◆ Given records:
● ● ● ●

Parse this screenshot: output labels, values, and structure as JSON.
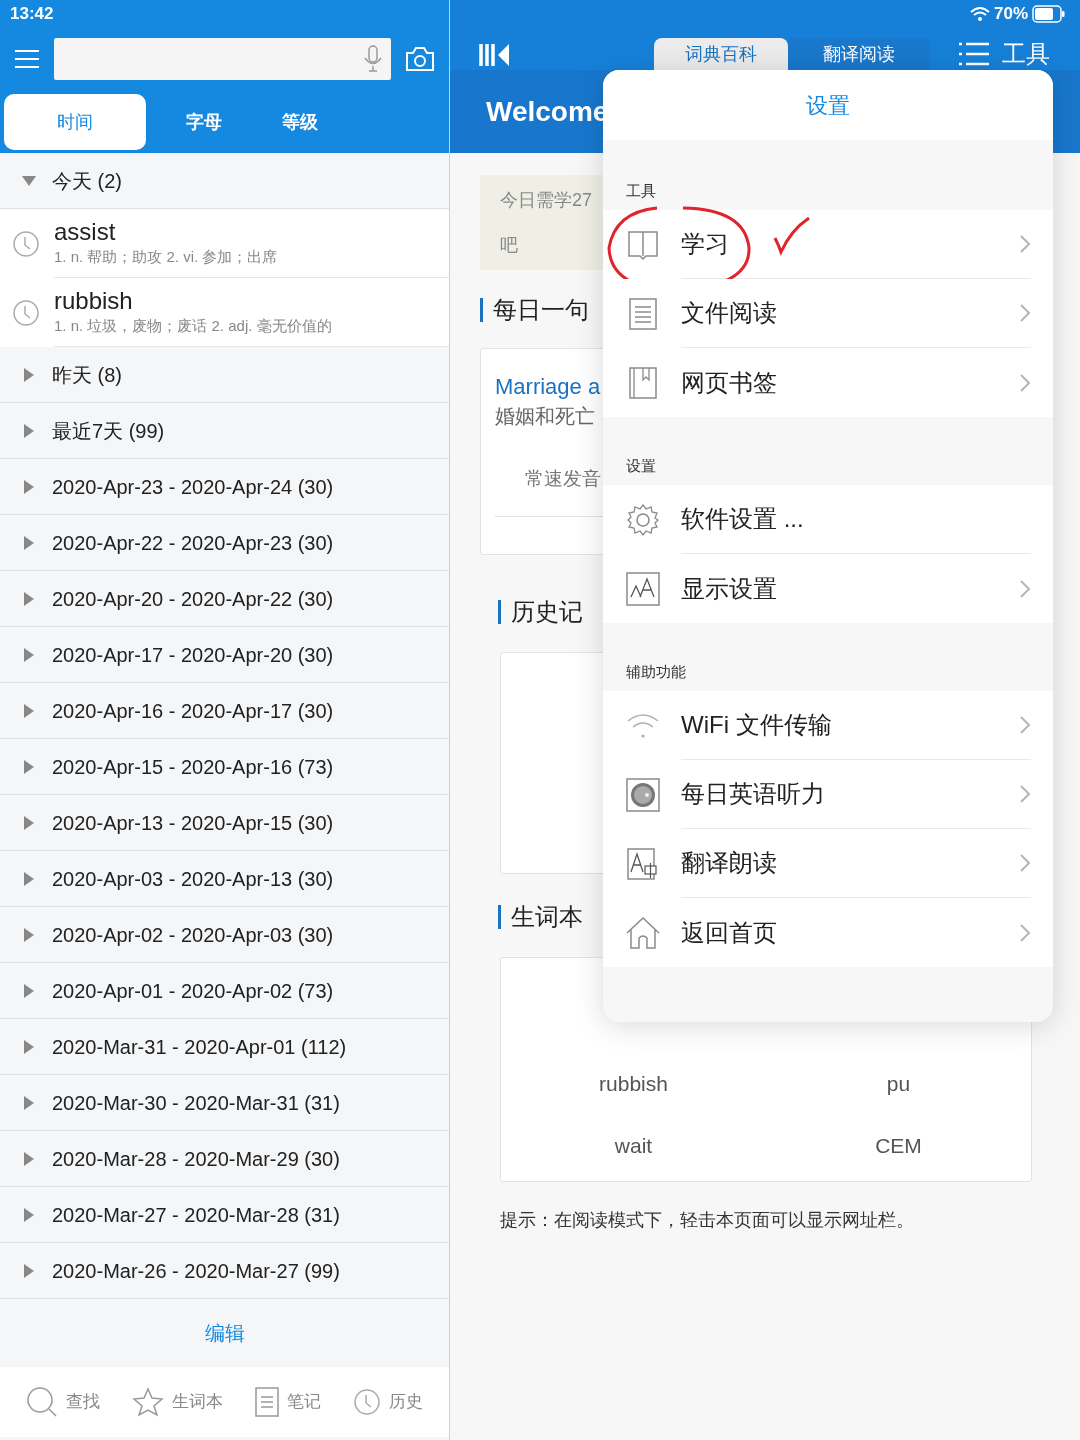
{
  "status_bar": {
    "time": "13:42",
    "battery": "70%"
  },
  "left": {
    "tabs": [
      {
        "label": "时间",
        "selected": true
      },
      {
        "label": "字母",
        "selected": false
      },
      {
        "label": "等级",
        "selected": false
      }
    ],
    "groups": [
      {
        "label": "今天 (2)",
        "expanded": true,
        "children": [
          {
            "word": "assist",
            "definition": "1. n. 帮助；助攻 2. vi. 参加；出席"
          },
          {
            "word": "rubbish",
            "definition": "1. n. 垃圾，废物；废话 2. adj. 毫无价值的"
          }
        ]
      },
      {
        "label": "昨天 (8)",
        "expanded": false
      },
      {
        "label": "最近7天 (99)",
        "expanded": false
      },
      {
        "label": "2020-Apr-23 - 2020-Apr-24 (30)",
        "expanded": false
      },
      {
        "label": "2020-Apr-22 - 2020-Apr-23 (30)",
        "expanded": false
      },
      {
        "label": "2020-Apr-20 - 2020-Apr-22 (30)",
        "expanded": false
      },
      {
        "label": "2020-Apr-17 - 2020-Apr-20 (30)",
        "expanded": false
      },
      {
        "label": "2020-Apr-16 - 2020-Apr-17 (30)",
        "expanded": false
      },
      {
        "label": "2020-Apr-15 - 2020-Apr-16 (73)",
        "expanded": false
      },
      {
        "label": "2020-Apr-13 - 2020-Apr-15 (30)",
        "expanded": false
      },
      {
        "label": "2020-Apr-03 - 2020-Apr-13 (30)",
        "expanded": false
      },
      {
        "label": "2020-Apr-02 - 2020-Apr-03 (30)",
        "expanded": false
      },
      {
        "label": "2020-Apr-01 - 2020-Apr-02 (73)",
        "expanded": false
      },
      {
        "label": "2020-Mar-31 - 2020-Apr-01 (112)",
        "expanded": false
      },
      {
        "label": "2020-Mar-30 - 2020-Mar-31 (31)",
        "expanded": false
      },
      {
        "label": "2020-Mar-28 - 2020-Mar-29 (30)",
        "expanded": false
      },
      {
        "label": "2020-Mar-27 - 2020-Mar-28 (31)",
        "expanded": false
      },
      {
        "label": "2020-Mar-26 - 2020-Mar-27 (99)",
        "expanded": false
      }
    ],
    "edit_button": "编辑",
    "bottom_nav": [
      {
        "label": "查找"
      },
      {
        "label": "生词本"
      },
      {
        "label": "笔记"
      },
      {
        "label": "历史"
      }
    ]
  },
  "right": {
    "tabs": [
      {
        "label": "词典百科",
        "selected": true
      },
      {
        "label": "翻译阅读",
        "selected": false
      }
    ],
    "tools_button": "工具",
    "welcome": "Welcome",
    "daily_plan": {
      "line_1": "今日需学27",
      "line_2": "吧"
    },
    "daily_sentence": {
      "heading": "每日一句",
      "title": "Marriage a",
      "translation": "婚姻和死亡",
      "audio": "常速发音"
    },
    "history": {
      "heading": "历史记"
    },
    "wordbook": {
      "heading": "生词本",
      "words": [
        "rubbish",
        "pu",
        "wait",
        "CEM"
      ]
    },
    "hint": "提示：在阅读模式下，轻击本页面可以显示网址栏。"
  },
  "popover": {
    "title": "设置",
    "sections": [
      {
        "heading": "工具",
        "items": [
          {
            "label": "学习",
            "chevron": true,
            "annotated": true
          },
          {
            "label": "文件阅读",
            "chevron": true,
            "annotated": false
          },
          {
            "label": "网页书签",
            "chevron": true,
            "annotated": false
          }
        ]
      },
      {
        "heading": "设置",
        "items": [
          {
            "label": "软件设置 ...",
            "chevron": false,
            "annotated": false
          },
          {
            "label": "显示设置",
            "chevron": true,
            "annotated": false
          }
        ]
      },
      {
        "heading": "辅助功能",
        "items": [
          {
            "label": "WiFi 文件传输",
            "chevron": true,
            "annotated": false
          },
          {
            "label": "每日英语听力",
            "chevron": true,
            "annotated": false
          },
          {
            "label": "翻译朗读",
            "chevron": true,
            "annotated": false
          },
          {
            "label": "返回首页",
            "chevron": true,
            "annotated": false
          }
        ]
      }
    ]
  }
}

● ● ● ●

◆ What is asked:
Retype every entry verbatim and exclude the pictures from the copy.

◆ Answer:
Parse this screenshot: output labels, values, and structure as JSON.
{
  "status_bar": {
    "time": "13:42",
    "battery": "70%"
  },
  "left": {
    "tabs": [
      {
        "label": "时间",
        "selected": true
      },
      {
        "label": "字母",
        "selected": false
      },
      {
        "label": "等级",
        "selected": false
      }
    ],
    "groups": [
      {
        "label": "今天 (2)",
        "expanded": true,
        "children": [
          {
            "word": "assist",
            "definition": "1. n. 帮助；助攻 2. vi. 参加；出席"
          },
          {
            "word": "rubbish",
            "definition": "1. n. 垃圾，废物；废话 2. adj. 毫无价值的"
          }
        ]
      },
      {
        "label": "昨天 (8)",
        "expanded": false
      },
      {
        "label": "最近7天 (99)",
        "expanded": false
      },
      {
        "label": "2020-Apr-23 - 2020-Apr-24 (30)",
        "expanded": false
      },
      {
        "label": "2020-Apr-22 - 2020-Apr-23 (30)",
        "expanded": false
      },
      {
        "label": "2020-Apr-20 - 2020-Apr-22 (30)",
        "expanded": false
      },
      {
        "label": "2020-Apr-17 - 2020-Apr-20 (30)",
        "expanded": false
      },
      {
        "label": "2020-Apr-16 - 2020-Apr-17 (30)",
        "expanded": false
      },
      {
        "label": "2020-Apr-15 - 2020-Apr-16 (73)",
        "expanded": false
      },
      {
        "label": "2020-Apr-13 - 2020-Apr-15 (30)",
        "expanded": false
      },
      {
        "label": "2020-Apr-03 - 2020-Apr-13 (30)",
        "expanded": false
      },
      {
        "label": "2020-Apr-02 - 2020-Apr-03 (30)",
        "expanded": false
      },
      {
        "label": "2020-Apr-01 - 2020-Apr-02 (73)",
        "expanded": false
      },
      {
        "label": "2020-Mar-31 - 2020-Apr-01 (112)",
        "expanded": false
      },
      {
        "label": "2020-Mar-30 - 2020-Mar-31 (31)",
        "expanded": false
      },
      {
        "label": "2020-Mar-28 - 2020-Mar-29 (30)",
        "expanded": false
      },
      {
        "label": "2020-Mar-27 - 2020-Mar-28 (31)",
        "expanded": false
      },
      {
        "label": "2020-Mar-26 - 2020-Mar-27 (99)",
        "expanded": false
      }
    ],
    "edit_button": "编辑",
    "bottom_nav": [
      {
        "label": "查找"
      },
      {
        "label": "生词本"
      },
      {
        "label": "笔记"
      },
      {
        "label": "历史"
      }
    ]
  },
  "right": {
    "tabs": [
      {
        "label": "词典百科",
        "selected": true
      },
      {
        "label": "翻译阅读",
        "selected": false
      }
    ],
    "tools_button": "工具",
    "welcome": "Welcome",
    "daily_plan": {
      "line_1": "今日需学27",
      "line_2": "吧"
    },
    "daily_sentence": {
      "heading": "每日一句",
      "title": "Marriage a",
      "translation": "婚姻和死亡",
      "audio": "常速发音"
    },
    "history": {
      "heading": "历史记"
    },
    "wordbook": {
      "heading": "生词本",
      "words": [
        "rubbish",
        "pu",
        "wait",
        "CEM"
      ]
    },
    "hint": "提示：在阅读模式下，轻击本页面可以显示网址栏。"
  },
  "popover": {
    "title": "设置",
    "sections": [
      {
        "heading": "工具",
        "items": [
          {
            "label": "学习",
            "chevron": true,
            "annotated": true
          },
          {
            "label": "文件阅读",
            "chevron": true,
            "annotated": false
          },
          {
            "label": "网页书签",
            "chevron": true,
            "annotated": false
          }
        ]
      },
      {
        "heading": "设置",
        "items": [
          {
            "label": "软件设置 ...",
            "chevron": false,
            "annotated": false
          },
          {
            "label": "显示设置",
            "chevron": true,
            "annotated": false
          }
        ]
      },
      {
        "heading": "辅助功能",
        "items": [
          {
            "label": "WiFi 文件传输",
            "chevron": true,
            "annotated": false
          },
          {
            "label": "每日英语听力",
            "chevron": true,
            "annotated": false
          },
          {
            "label": "翻译朗读",
            "chevron": true,
            "annotated": false
          },
          {
            "label": "返回首页",
            "chevron": true,
            "annotated": false
          }
        ]
      }
    ]
  }
}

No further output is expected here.